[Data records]
○ ○ ○ ○ ○ ○ ○

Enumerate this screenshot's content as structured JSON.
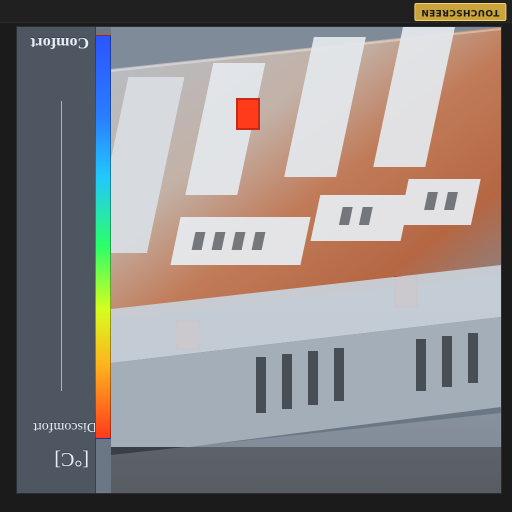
{
  "header": {
    "badge_label": "TOUCHSCREEN"
  },
  "legend": {
    "top_label": "Comfort",
    "bottom_label": "Discomfort",
    "unit": "[°C]"
  },
  "colors": {
    "comfort": "#2b55ff",
    "discomfort": "#ff3b1a",
    "panel": "#4e5661",
    "badge": "#caa33a"
  }
}
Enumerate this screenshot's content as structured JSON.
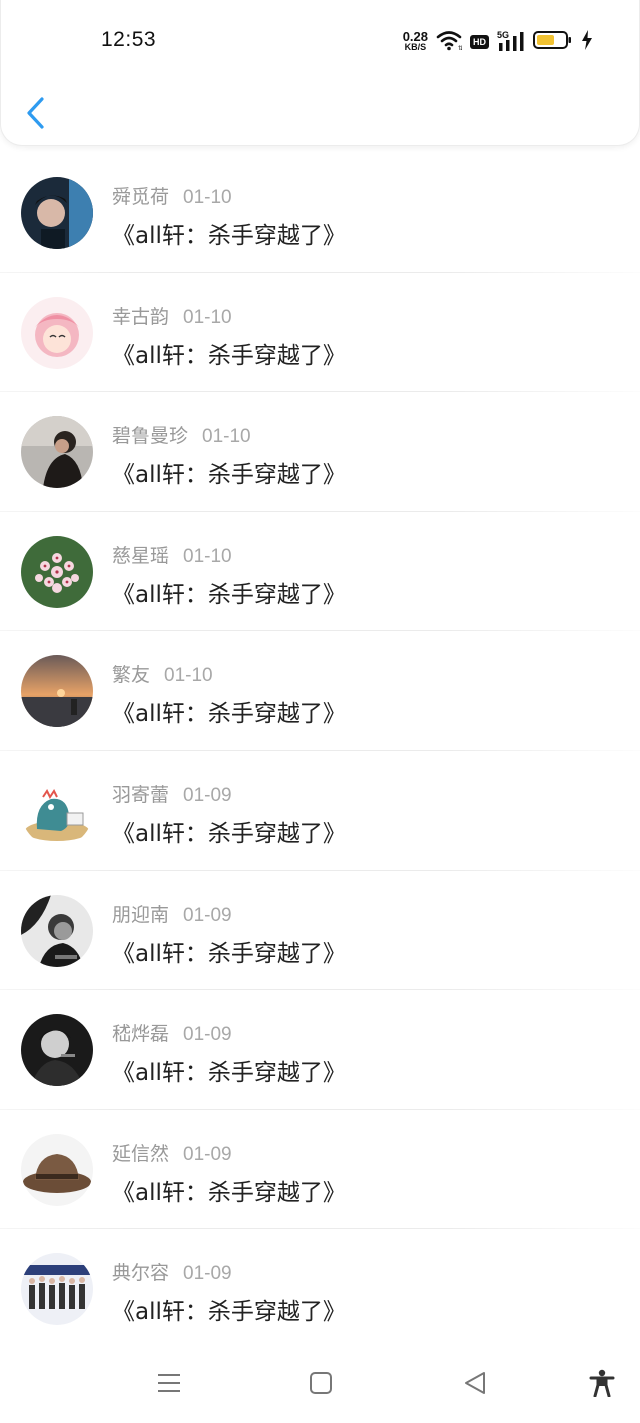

○ ○ ○ ○ ○ ○ ○

■ Directions for this task
Copy each line in full and exactly, omitting any picture.

■ The output
Enumerate this screenshot's content as structured JSON.
{
  "header": {
    "badge_label": "TOUCHSCREEN"
  },
  "legend": {
    "top_label": "Comfort",
    "bottom_label": "Discomfort",
    "unit": "[°C]"
  },
  "colors": {
    "comfort": "#2b55ff",
    "discomfort": "#ff3b1a",
    "panel": "#4e5661",
    "badge": "#caa33a"
  }
}
Enumerate this screenshot's content as structured JSON.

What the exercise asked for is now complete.